[DATA start]

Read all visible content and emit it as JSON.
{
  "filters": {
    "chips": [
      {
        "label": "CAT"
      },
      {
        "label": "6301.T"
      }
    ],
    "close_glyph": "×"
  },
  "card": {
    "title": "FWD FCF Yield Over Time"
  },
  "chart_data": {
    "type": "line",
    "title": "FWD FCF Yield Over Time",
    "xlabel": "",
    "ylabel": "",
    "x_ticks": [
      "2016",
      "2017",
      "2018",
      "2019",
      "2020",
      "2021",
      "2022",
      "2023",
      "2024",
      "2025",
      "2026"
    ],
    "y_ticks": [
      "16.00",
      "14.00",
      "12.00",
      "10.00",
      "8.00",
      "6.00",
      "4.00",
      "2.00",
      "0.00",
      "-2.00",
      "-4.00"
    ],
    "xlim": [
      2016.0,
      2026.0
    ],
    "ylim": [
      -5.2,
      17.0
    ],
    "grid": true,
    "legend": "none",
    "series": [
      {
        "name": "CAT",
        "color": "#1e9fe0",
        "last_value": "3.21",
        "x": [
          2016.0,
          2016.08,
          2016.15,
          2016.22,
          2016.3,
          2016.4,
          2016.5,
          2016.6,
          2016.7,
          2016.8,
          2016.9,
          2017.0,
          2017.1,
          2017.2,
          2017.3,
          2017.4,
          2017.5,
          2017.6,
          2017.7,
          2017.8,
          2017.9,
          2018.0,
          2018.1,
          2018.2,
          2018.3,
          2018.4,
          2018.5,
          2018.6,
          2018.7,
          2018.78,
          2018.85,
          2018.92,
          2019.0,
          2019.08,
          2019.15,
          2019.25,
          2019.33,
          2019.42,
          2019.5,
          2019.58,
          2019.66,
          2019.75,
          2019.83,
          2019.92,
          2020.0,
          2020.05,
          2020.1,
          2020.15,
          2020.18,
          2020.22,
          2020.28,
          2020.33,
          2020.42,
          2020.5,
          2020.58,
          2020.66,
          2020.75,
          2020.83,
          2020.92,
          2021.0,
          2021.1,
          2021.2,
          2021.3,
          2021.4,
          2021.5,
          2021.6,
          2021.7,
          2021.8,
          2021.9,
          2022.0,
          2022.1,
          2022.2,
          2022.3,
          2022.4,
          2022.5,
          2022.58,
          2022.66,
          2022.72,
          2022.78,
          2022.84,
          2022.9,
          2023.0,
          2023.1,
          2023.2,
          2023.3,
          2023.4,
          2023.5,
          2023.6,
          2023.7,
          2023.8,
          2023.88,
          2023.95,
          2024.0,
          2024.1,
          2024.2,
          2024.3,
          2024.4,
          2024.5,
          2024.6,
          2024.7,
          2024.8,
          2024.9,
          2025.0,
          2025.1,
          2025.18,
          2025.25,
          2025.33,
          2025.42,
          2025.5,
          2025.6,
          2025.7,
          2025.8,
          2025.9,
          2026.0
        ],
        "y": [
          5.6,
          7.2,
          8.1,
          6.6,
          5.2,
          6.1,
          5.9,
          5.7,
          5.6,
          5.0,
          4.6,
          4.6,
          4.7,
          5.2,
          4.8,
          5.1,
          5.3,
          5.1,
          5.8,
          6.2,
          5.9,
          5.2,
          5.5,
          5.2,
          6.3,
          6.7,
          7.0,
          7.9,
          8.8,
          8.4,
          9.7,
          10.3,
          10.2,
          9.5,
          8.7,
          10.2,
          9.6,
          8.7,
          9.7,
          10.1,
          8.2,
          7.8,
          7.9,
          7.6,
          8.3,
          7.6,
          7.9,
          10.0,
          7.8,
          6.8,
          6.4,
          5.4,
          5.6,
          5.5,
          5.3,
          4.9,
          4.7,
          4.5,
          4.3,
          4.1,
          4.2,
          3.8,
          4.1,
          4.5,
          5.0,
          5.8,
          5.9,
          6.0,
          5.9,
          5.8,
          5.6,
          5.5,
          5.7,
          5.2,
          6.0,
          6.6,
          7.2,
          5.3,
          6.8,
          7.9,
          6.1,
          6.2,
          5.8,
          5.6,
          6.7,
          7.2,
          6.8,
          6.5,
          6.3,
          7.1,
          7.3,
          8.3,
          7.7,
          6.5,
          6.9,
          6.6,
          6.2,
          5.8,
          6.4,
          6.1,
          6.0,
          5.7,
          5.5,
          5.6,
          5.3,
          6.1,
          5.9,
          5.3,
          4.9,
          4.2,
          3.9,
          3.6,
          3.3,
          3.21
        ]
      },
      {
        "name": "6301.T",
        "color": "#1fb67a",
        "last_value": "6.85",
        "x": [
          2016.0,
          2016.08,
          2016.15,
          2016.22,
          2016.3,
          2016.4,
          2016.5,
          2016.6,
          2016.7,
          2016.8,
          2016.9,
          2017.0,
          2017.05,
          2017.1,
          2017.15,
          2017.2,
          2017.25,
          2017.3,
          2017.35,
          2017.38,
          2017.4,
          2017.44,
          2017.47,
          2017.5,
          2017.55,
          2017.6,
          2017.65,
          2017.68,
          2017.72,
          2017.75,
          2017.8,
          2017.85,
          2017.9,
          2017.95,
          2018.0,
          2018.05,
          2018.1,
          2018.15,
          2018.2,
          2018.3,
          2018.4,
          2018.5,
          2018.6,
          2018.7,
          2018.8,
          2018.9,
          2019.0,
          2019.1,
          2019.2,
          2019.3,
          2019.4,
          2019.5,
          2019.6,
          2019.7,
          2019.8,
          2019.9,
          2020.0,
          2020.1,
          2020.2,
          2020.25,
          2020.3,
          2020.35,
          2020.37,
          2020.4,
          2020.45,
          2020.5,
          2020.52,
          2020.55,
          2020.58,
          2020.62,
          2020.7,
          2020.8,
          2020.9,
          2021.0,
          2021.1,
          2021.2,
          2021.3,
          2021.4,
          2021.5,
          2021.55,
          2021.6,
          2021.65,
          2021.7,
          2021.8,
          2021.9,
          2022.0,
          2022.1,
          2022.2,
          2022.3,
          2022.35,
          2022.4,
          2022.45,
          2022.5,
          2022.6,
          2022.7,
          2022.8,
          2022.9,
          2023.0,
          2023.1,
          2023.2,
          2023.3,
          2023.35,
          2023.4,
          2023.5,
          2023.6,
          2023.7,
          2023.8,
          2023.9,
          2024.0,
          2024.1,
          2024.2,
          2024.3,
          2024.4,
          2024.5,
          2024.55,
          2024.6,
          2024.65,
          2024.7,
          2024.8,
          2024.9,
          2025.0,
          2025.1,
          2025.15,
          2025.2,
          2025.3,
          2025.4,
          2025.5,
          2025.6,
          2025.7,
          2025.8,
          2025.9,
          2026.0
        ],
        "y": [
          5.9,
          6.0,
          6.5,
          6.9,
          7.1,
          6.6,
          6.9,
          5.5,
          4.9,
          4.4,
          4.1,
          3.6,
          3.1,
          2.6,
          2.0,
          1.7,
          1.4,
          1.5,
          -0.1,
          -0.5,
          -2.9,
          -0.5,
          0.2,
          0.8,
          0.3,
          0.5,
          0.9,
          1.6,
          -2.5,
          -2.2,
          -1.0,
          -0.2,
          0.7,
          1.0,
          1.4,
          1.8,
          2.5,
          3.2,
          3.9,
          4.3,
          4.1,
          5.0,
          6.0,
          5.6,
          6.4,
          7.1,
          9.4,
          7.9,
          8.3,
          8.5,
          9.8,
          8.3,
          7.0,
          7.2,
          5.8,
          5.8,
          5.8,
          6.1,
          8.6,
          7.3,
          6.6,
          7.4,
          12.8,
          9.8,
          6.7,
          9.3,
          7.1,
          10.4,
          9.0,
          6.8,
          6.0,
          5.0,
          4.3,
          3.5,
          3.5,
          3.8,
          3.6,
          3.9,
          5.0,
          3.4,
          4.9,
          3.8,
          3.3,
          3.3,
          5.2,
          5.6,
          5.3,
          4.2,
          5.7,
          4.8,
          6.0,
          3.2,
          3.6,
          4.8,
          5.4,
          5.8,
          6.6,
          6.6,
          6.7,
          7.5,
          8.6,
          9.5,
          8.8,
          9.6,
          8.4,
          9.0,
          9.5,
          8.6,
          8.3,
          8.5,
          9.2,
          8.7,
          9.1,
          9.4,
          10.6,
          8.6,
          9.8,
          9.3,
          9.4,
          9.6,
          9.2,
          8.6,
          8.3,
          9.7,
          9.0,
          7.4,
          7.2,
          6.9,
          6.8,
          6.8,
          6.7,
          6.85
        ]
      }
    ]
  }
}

[DATA end]

**EXERCISE DETAILS:** Report how many lines in these entries contain "Yield". Answer with the number only.

**WRITTEN RESPONSE:** 2